Locate the lines that hold the string "JSON". Copy every such line.

[Figure content listings]
■ ■ ■ ■ ■

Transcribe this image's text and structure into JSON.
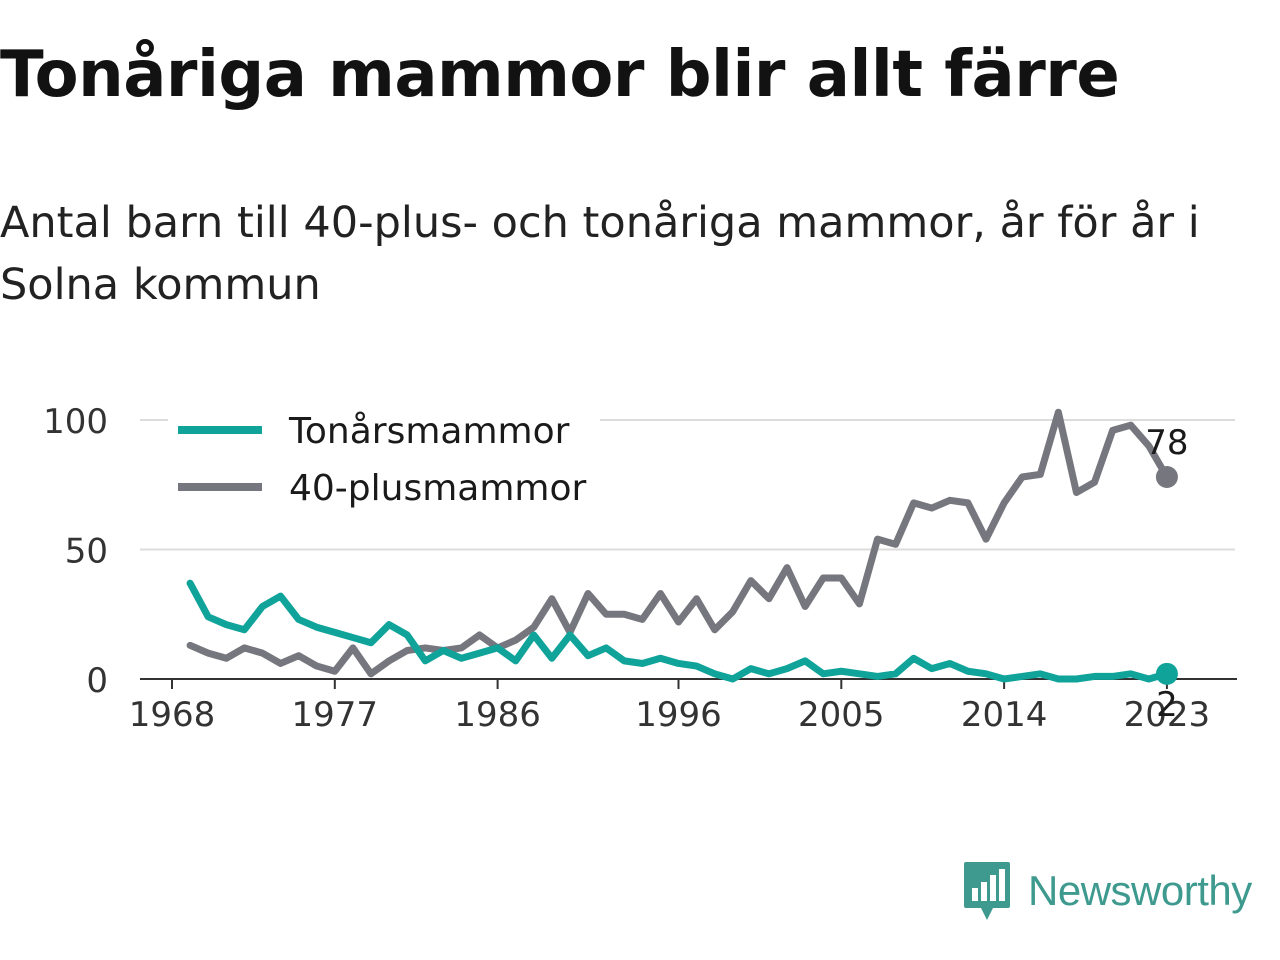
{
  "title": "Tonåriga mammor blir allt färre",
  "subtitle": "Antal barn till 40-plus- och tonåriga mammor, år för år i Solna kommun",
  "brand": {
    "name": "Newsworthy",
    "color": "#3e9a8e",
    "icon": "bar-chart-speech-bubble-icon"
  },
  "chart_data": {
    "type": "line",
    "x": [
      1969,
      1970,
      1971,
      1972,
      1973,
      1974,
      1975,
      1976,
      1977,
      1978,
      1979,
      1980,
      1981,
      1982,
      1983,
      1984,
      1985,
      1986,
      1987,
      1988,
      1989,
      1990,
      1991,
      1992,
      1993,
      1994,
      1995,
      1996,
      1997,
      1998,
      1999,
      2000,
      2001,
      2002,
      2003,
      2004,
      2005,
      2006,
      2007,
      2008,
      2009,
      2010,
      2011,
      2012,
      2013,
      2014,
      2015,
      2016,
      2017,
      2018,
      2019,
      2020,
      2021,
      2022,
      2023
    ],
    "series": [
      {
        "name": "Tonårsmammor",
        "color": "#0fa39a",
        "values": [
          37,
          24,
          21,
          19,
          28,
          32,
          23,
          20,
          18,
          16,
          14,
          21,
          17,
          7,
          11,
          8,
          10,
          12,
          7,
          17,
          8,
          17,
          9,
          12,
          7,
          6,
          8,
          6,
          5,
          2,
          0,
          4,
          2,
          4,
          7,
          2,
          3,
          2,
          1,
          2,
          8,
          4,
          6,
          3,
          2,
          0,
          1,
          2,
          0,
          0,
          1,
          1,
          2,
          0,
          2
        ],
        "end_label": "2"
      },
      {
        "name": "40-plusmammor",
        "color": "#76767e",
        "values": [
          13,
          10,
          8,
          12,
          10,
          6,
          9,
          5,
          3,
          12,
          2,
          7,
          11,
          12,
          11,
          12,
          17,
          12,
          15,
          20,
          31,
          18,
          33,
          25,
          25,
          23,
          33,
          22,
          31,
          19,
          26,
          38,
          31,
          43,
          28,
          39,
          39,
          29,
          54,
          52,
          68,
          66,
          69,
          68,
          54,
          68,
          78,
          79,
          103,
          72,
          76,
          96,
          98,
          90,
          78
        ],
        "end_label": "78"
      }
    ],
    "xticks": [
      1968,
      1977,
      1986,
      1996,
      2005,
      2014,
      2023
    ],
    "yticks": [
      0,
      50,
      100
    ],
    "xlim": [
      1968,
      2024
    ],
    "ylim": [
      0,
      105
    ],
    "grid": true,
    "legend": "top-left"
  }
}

■ ■ ■ ■ ■

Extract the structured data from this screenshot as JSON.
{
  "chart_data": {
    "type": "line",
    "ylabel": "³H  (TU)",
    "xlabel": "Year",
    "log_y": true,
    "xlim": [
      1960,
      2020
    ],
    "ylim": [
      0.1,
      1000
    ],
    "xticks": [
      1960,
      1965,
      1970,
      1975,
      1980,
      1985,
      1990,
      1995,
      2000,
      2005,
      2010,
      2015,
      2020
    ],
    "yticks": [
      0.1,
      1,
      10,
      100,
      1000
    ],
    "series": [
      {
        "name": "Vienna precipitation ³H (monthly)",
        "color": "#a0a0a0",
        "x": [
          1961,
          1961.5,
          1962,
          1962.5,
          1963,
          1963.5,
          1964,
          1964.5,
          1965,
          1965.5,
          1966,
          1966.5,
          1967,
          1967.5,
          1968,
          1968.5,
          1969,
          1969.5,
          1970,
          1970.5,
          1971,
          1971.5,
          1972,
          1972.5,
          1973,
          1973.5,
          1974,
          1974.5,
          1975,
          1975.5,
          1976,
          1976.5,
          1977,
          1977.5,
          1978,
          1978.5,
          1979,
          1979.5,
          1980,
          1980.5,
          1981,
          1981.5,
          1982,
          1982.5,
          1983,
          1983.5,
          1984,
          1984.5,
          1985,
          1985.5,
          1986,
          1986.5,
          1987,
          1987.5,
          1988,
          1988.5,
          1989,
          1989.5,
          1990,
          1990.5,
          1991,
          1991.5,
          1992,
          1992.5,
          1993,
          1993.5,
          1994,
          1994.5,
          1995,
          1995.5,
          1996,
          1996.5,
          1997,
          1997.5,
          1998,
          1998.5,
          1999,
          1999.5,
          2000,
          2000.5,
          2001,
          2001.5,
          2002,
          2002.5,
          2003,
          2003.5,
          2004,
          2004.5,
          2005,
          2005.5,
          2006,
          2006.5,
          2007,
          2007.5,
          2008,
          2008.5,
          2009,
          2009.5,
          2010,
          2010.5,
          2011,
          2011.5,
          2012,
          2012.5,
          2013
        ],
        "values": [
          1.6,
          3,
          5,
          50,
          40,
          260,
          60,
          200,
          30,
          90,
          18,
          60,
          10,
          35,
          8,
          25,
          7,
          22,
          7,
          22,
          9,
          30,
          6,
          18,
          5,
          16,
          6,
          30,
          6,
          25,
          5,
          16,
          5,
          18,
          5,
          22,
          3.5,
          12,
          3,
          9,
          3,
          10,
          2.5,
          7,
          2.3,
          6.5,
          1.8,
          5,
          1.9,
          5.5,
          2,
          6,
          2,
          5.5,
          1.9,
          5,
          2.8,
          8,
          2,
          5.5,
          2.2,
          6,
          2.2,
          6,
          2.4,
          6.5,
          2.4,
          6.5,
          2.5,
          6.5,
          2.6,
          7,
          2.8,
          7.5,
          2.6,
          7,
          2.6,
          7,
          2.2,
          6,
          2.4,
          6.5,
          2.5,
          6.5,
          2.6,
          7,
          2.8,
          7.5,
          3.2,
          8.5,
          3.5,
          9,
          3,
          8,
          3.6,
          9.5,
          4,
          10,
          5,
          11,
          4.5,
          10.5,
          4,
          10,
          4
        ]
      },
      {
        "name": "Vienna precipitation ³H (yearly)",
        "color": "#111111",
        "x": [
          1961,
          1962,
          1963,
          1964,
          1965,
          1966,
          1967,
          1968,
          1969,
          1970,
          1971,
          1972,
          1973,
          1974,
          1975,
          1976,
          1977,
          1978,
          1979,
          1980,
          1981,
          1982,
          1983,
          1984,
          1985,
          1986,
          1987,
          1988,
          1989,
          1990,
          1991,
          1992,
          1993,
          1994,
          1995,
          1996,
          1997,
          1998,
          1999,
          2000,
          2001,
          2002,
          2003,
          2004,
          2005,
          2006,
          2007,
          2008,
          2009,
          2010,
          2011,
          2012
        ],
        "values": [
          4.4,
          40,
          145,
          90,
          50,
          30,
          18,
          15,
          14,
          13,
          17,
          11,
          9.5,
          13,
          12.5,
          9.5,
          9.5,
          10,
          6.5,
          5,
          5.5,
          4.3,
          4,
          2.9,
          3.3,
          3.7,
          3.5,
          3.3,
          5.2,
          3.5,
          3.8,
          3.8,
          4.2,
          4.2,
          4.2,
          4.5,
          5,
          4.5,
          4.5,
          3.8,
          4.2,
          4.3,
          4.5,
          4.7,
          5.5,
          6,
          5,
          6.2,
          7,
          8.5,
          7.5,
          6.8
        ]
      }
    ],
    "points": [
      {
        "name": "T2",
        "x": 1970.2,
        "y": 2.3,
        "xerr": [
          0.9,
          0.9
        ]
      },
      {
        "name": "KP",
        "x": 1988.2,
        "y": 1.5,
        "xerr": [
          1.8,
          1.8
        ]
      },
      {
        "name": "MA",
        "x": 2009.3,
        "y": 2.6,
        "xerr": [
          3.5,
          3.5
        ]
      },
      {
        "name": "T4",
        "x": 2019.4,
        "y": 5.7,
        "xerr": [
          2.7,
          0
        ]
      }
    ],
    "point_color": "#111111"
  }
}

■ ■ ■ ■ ■

**EXERCISE ANSWER:**
Transcribe this image's text and structure into JSON.
Extract the structured data from this screenshot as JSON.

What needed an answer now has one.